▶ Given request
Transcribe each of the records below exactly, excluding all pictures.

▶ Input
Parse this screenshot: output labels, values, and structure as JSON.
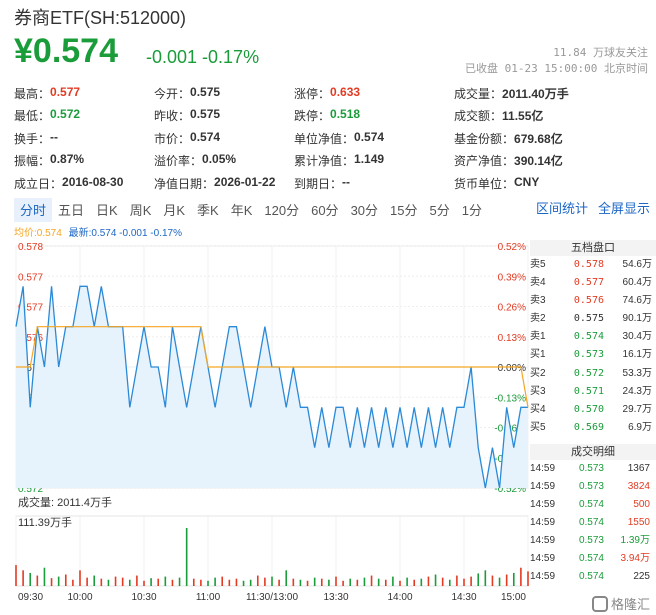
{
  "header": {
    "title": "券商ETF(SH:512000)",
    "price": "¥0.574",
    "change": "-0.001 -0.17%",
    "followers": "11.84 万球友关注",
    "status": "已收盘 01-23 15:00:00 北京时间"
  },
  "stats": [
    [
      {
        "k": "最高：",
        "v": "0.577",
        "c": "red"
      },
      {
        "k": "今开：",
        "v": "0.575",
        "c": ""
      },
      {
        "k": "涨停：",
        "v": "0.633",
        "c": "red"
      },
      {
        "k": "成交量：",
        "v": "2011.40万手",
        "c": ""
      }
    ],
    [
      {
        "k": "最低：",
        "v": "0.572",
        "c": "green"
      },
      {
        "k": "昨收：",
        "v": "0.575",
        "c": ""
      },
      {
        "k": "跌停：",
        "v": "0.518",
        "c": "green"
      },
      {
        "k": "成交额：",
        "v": "11.55亿",
        "c": ""
      }
    ],
    [
      {
        "k": "换手：",
        "v": "--",
        "c": ""
      },
      {
        "k": "市价：",
        "v": "0.574",
        "c": ""
      },
      {
        "k": "单位净值：",
        "v": "0.574",
        "c": ""
      },
      {
        "k": "基金份额：",
        "v": "679.68亿",
        "c": ""
      }
    ],
    [
      {
        "k": "振幅：",
        "v": "0.87%",
        "c": ""
      },
      {
        "k": "溢价率：",
        "v": "0.05%",
        "c": ""
      },
      {
        "k": "累计净值：",
        "v": "1.149",
        "c": ""
      },
      {
        "k": "资产净值：",
        "v": "390.14亿",
        "c": ""
      }
    ],
    [
      {
        "k": "成立日：",
        "v": "2016-08-30",
        "c": ""
      },
      {
        "k": "净值日期：",
        "v": "2026-01-22",
        "c": ""
      },
      {
        "k": "到期日：",
        "v": "--",
        "c": ""
      },
      {
        "k": "货币单位：",
        "v": "CNY",
        "c": ""
      }
    ]
  ],
  "tabs": [
    "分时",
    "五日",
    "日K",
    "周K",
    "月K",
    "季K",
    "年K",
    "120分",
    "60分",
    "30分",
    "15分",
    "5分",
    "1分"
  ],
  "right_tabs": [
    "区间统计",
    "全屏显示"
  ],
  "legend": {
    "avg": "均价:0.574",
    "latest": "最新:0.574 -0.001 -0.17%"
  },
  "volume": {
    "label": "成交量: 2011.4万手",
    "max": "111.39万手"
  },
  "orderbook": {
    "title": "五档盘口",
    "asks": [
      [
        "卖5",
        "0.578",
        "54.6万"
      ],
      [
        "卖4",
        "0.577",
        "60.4万"
      ],
      [
        "卖3",
        "0.576",
        "74.6万"
      ],
      [
        "卖2",
        "0.575",
        "90.1万"
      ],
      [
        "卖1",
        "0.574",
        "30.4万"
      ]
    ],
    "bids": [
      [
        "买1",
        "0.573",
        "16.1万"
      ],
      [
        "买2",
        "0.572",
        "53.3万"
      ],
      [
        "买3",
        "0.571",
        "24.3万"
      ],
      [
        "买4",
        "0.570",
        "29.7万"
      ],
      [
        "买5",
        "0.569",
        "6.9万"
      ]
    ]
  },
  "trades": {
    "title": "成交明细",
    "rows": [
      [
        "14:59",
        "0.573",
        "1367",
        ""
      ],
      [
        "14:59",
        "0.573",
        "3824",
        "red"
      ],
      [
        "14:59",
        "0.574",
        "500",
        "red"
      ],
      [
        "14:59",
        "0.574",
        "1550",
        "red"
      ],
      [
        "14:59",
        "0.573",
        "1.39万",
        "green"
      ],
      [
        "14:59",
        "0.574",
        "3.94万",
        "red"
      ],
      [
        "14:59",
        "0.574",
        "225",
        ""
      ]
    ]
  },
  "watermark": "格隆汇",
  "colors": {
    "up": "#e23b22",
    "down": "#1a9c3a",
    "line": "#2b8ad8",
    "avg": "#f5a623",
    "accent": "#1c66c6"
  },
  "chart_data": {
    "type": "line",
    "y_left_ticks": [
      "0.578",
      "0.577",
      "0.577",
      "0.576",
      "0.575",
      "0.574",
      "0.573",
      "0.573",
      "0.572"
    ],
    "y_right_ticks": [
      "0.52%",
      "0.39%",
      "0.26%",
      "0.13%",
      "0.00%",
      "-0.13%",
      "-0.26%",
      "-0.39%",
      "-0.52%"
    ],
    "x_ticks": [
      "09:30",
      "10:00",
      "10:30",
      "11:00",
      "11:30/13:00",
      "13:30",
      "14:00",
      "14:30",
      "15:00"
    ],
    "ylim": [
      0.572,
      0.578
    ],
    "prev_close": 0.575,
    "price": [
      0.576,
      0.577,
      0.574,
      0.576,
      0.575,
      0.577,
      0.575,
      0.576,
      0.576,
      0.577,
      0.577,
      0.576,
      0.577,
      0.576,
      0.576,
      0.576,
      0.574,
      0.575,
      0.576,
      0.575,
      0.575,
      0.574,
      0.576,
      0.575,
      0.574,
      0.575,
      0.576,
      0.575,
      0.574,
      0.575,
      0.576,
      0.576,
      0.575,
      0.574,
      0.575,
      0.576,
      0.575,
      0.575,
      0.574,
      0.575,
      0.574,
      0.574,
      0.573,
      0.574,
      0.573,
      0.574,
      0.574,
      0.573,
      0.574,
      0.573,
      0.574,
      0.573,
      0.574,
      0.573,
      0.574,
      0.573,
      0.574,
      0.573,
      0.574,
      0.573,
      0.574,
      0.573,
      0.574,
      0.574,
      0.575,
      0.573,
      0.572,
      0.573,
      0.572,
      0.574,
      0.573,
      0.574,
      0.574
    ],
    "avg": [
      0.575,
      0.575,
      0.575,
      0.576,
      0.576,
      0.576,
      0.576,
      0.576,
      0.576,
      0.576,
      0.576,
      0.576,
      0.576,
      0.576,
      0.576,
      0.576,
      0.576,
      0.576,
      0.576,
      0.576,
      0.576,
      0.576,
      0.576,
      0.576,
      0.576,
      0.576,
      0.576,
      0.575,
      0.575,
      0.575,
      0.575,
      0.575,
      0.575,
      0.575,
      0.575,
      0.575,
      0.575,
      0.575,
      0.575,
      0.575,
      0.575,
      0.575,
      0.575,
      0.575,
      0.575,
      0.575,
      0.575,
      0.575,
      0.575,
      0.575,
      0.575,
      0.575,
      0.575,
      0.575,
      0.575,
      0.575,
      0.575,
      0.575,
      0.575,
      0.575,
      0.575,
      0.575,
      0.575,
      0.575,
      0.575,
      0.575,
      0.575,
      0.575,
      0.575,
      0.575,
      0.575,
      0.575,
      0.574
    ],
    "volume": [
      40,
      30,
      25,
      20,
      35,
      15,
      18,
      22,
      12,
      30,
      16,
      20,
      14,
      12,
      18,
      16,
      12,
      20,
      10,
      15,
      14,
      18,
      12,
      16,
      111,
      14,
      12,
      10,
      16,
      18,
      12,
      14,
      10,
      12,
      20,
      16,
      18,
      12,
      30,
      14,
      12,
      10,
      16,
      14,
      12,
      18,
      10,
      14,
      12,
      16,
      20,
      14,
      12,
      18,
      10,
      16,
      12,
      14,
      18,
      22,
      16,
      12,
      20,
      14,
      18,
      24,
      30,
      20,
      16,
      22,
      25,
      35,
      28
    ]
  }
}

▶ Solution to this exercise
Parse this screenshot: output labels, values, and structure as JSON.
{
  "header": {
    "title": "券商ETF(SH:512000)",
    "price": "¥0.574",
    "change": "-0.001 -0.17%",
    "followers": "11.84 万球友关注",
    "status": "已收盘 01-23 15:00:00 北京时间"
  },
  "stats": [
    [
      {
        "k": "最高：",
        "v": "0.577",
        "c": "red"
      },
      {
        "k": "今开：",
        "v": "0.575",
        "c": ""
      },
      {
        "k": "涨停：",
        "v": "0.633",
        "c": "red"
      },
      {
        "k": "成交量：",
        "v": "2011.40万手",
        "c": ""
      }
    ],
    [
      {
        "k": "最低：",
        "v": "0.572",
        "c": "green"
      },
      {
        "k": "昨收：",
        "v": "0.575",
        "c": ""
      },
      {
        "k": "跌停：",
        "v": "0.518",
        "c": "green"
      },
      {
        "k": "成交额：",
        "v": "11.55亿",
        "c": ""
      }
    ],
    [
      {
        "k": "换手：",
        "v": "--",
        "c": ""
      },
      {
        "k": "市价：",
        "v": "0.574",
        "c": ""
      },
      {
        "k": "单位净值：",
        "v": "0.574",
        "c": ""
      },
      {
        "k": "基金份额：",
        "v": "679.68亿",
        "c": ""
      }
    ],
    [
      {
        "k": "振幅：",
        "v": "0.87%",
        "c": ""
      },
      {
        "k": "溢价率：",
        "v": "0.05%",
        "c": ""
      },
      {
        "k": "累计净值：",
        "v": "1.149",
        "c": ""
      },
      {
        "k": "资产净值：",
        "v": "390.14亿",
        "c": ""
      }
    ],
    [
      {
        "k": "成立日：",
        "v": "2016-08-30",
        "c": ""
      },
      {
        "k": "净值日期：",
        "v": "2026-01-22",
        "c": ""
      },
      {
        "k": "到期日：",
        "v": "--",
        "c": ""
      },
      {
        "k": "货币单位：",
        "v": "CNY",
        "c": ""
      }
    ]
  ],
  "tabs": [
    "分时",
    "五日",
    "日K",
    "周K",
    "月K",
    "季K",
    "年K",
    "120分",
    "60分",
    "30分",
    "15分",
    "5分",
    "1分"
  ],
  "right_tabs": [
    "区间统计",
    "全屏显示"
  ],
  "legend": {
    "avg": "均价:0.574",
    "latest": "最新:0.574 -0.001 -0.17%"
  },
  "volume": {
    "label": "成交量: 2011.4万手",
    "max": "111.39万手"
  },
  "orderbook": {
    "title": "五档盘口",
    "asks": [
      [
        "卖5",
        "0.578",
        "54.6万"
      ],
      [
        "卖4",
        "0.577",
        "60.4万"
      ],
      [
        "卖3",
        "0.576",
        "74.6万"
      ],
      [
        "卖2",
        "0.575",
        "90.1万"
      ],
      [
        "卖1",
        "0.574",
        "30.4万"
      ]
    ],
    "bids": [
      [
        "买1",
        "0.573",
        "16.1万"
      ],
      [
        "买2",
        "0.572",
        "53.3万"
      ],
      [
        "买3",
        "0.571",
        "24.3万"
      ],
      [
        "买4",
        "0.570",
        "29.7万"
      ],
      [
        "买5",
        "0.569",
        "6.9万"
      ]
    ]
  },
  "trades": {
    "title": "成交明细",
    "rows": [
      [
        "14:59",
        "0.573",
        "1367",
        ""
      ],
      [
        "14:59",
        "0.573",
        "3824",
        "red"
      ],
      [
        "14:59",
        "0.574",
        "500",
        "red"
      ],
      [
        "14:59",
        "0.574",
        "1550",
        "red"
      ],
      [
        "14:59",
        "0.573",
        "1.39万",
        "green"
      ],
      [
        "14:59",
        "0.574",
        "3.94万",
        "red"
      ],
      [
        "14:59",
        "0.574",
        "225",
        ""
      ]
    ]
  },
  "watermark": "格隆汇",
  "colors": {
    "up": "#e23b22",
    "down": "#1a9c3a",
    "line": "#2b8ad8",
    "avg": "#f5a623",
    "accent": "#1c66c6"
  },
  "chart_data": {
    "type": "line",
    "y_left_ticks": [
      "0.578",
      "0.577",
      "0.577",
      "0.576",
      "0.575",
      "0.574",
      "0.573",
      "0.573",
      "0.572"
    ],
    "y_right_ticks": [
      "0.52%",
      "0.39%",
      "0.26%",
      "0.13%",
      "0.00%",
      "-0.13%",
      "-0.26%",
      "-0.39%",
      "-0.52%"
    ],
    "x_ticks": [
      "09:30",
      "10:00",
      "10:30",
      "11:00",
      "11:30/13:00",
      "13:30",
      "14:00",
      "14:30",
      "15:00"
    ],
    "ylim": [
      0.572,
      0.578
    ],
    "prev_close": 0.575,
    "price": [
      0.576,
      0.577,
      0.574,
      0.576,
      0.575,
      0.577,
      0.575,
      0.576,
      0.576,
      0.577,
      0.577,
      0.576,
      0.577,
      0.576,
      0.576,
      0.576,
      0.574,
      0.575,
      0.576,
      0.575,
      0.575,
      0.574,
      0.576,
      0.575,
      0.574,
      0.575,
      0.576,
      0.575,
      0.574,
      0.575,
      0.576,
      0.576,
      0.575,
      0.574,
      0.575,
      0.576,
      0.575,
      0.575,
      0.574,
      0.575,
      0.574,
      0.574,
      0.573,
      0.574,
      0.573,
      0.574,
      0.574,
      0.573,
      0.574,
      0.573,
      0.574,
      0.573,
      0.574,
      0.573,
      0.574,
      0.573,
      0.574,
      0.573,
      0.574,
      0.573,
      0.574,
      0.573,
      0.574,
      0.574,
      0.575,
      0.573,
      0.572,
      0.573,
      0.572,
      0.574,
      0.573,
      0.574,
      0.574
    ],
    "avg": [
      0.575,
      0.575,
      0.575,
      0.576,
      0.576,
      0.576,
      0.576,
      0.576,
      0.576,
      0.576,
      0.576,
      0.576,
      0.576,
      0.576,
      0.576,
      0.576,
      0.576,
      0.576,
      0.576,
      0.576,
      0.576,
      0.576,
      0.576,
      0.576,
      0.576,
      0.576,
      0.576,
      0.575,
      0.575,
      0.575,
      0.575,
      0.575,
      0.575,
      0.575,
      0.575,
      0.575,
      0.575,
      0.575,
      0.575,
      0.575,
      0.575,
      0.575,
      0.575,
      0.575,
      0.575,
      0.575,
      0.575,
      0.575,
      0.575,
      0.575,
      0.575,
      0.575,
      0.575,
      0.575,
      0.575,
      0.575,
      0.575,
      0.575,
      0.575,
      0.575,
      0.575,
      0.575,
      0.575,
      0.575,
      0.575,
      0.575,
      0.575,
      0.575,
      0.575,
      0.575,
      0.575,
      0.575,
      0.574
    ],
    "volume": [
      40,
      30,
      25,
      20,
      35,
      15,
      18,
      22,
      12,
      30,
      16,
      20,
      14,
      12,
      18,
      16,
      12,
      20,
      10,
      15,
      14,
      18,
      12,
      16,
      111,
      14,
      12,
      10,
      16,
      18,
      12,
      14,
      10,
      12,
      20,
      16,
      18,
      12,
      30,
      14,
      12,
      10,
      16,
      14,
      12,
      18,
      10,
      14,
      12,
      16,
      20,
      14,
      12,
      18,
      10,
      16,
      12,
      14,
      18,
      22,
      16,
      12,
      20,
      14,
      18,
      24,
      30,
      20,
      16,
      22,
      25,
      35,
      28
    ]
  }
}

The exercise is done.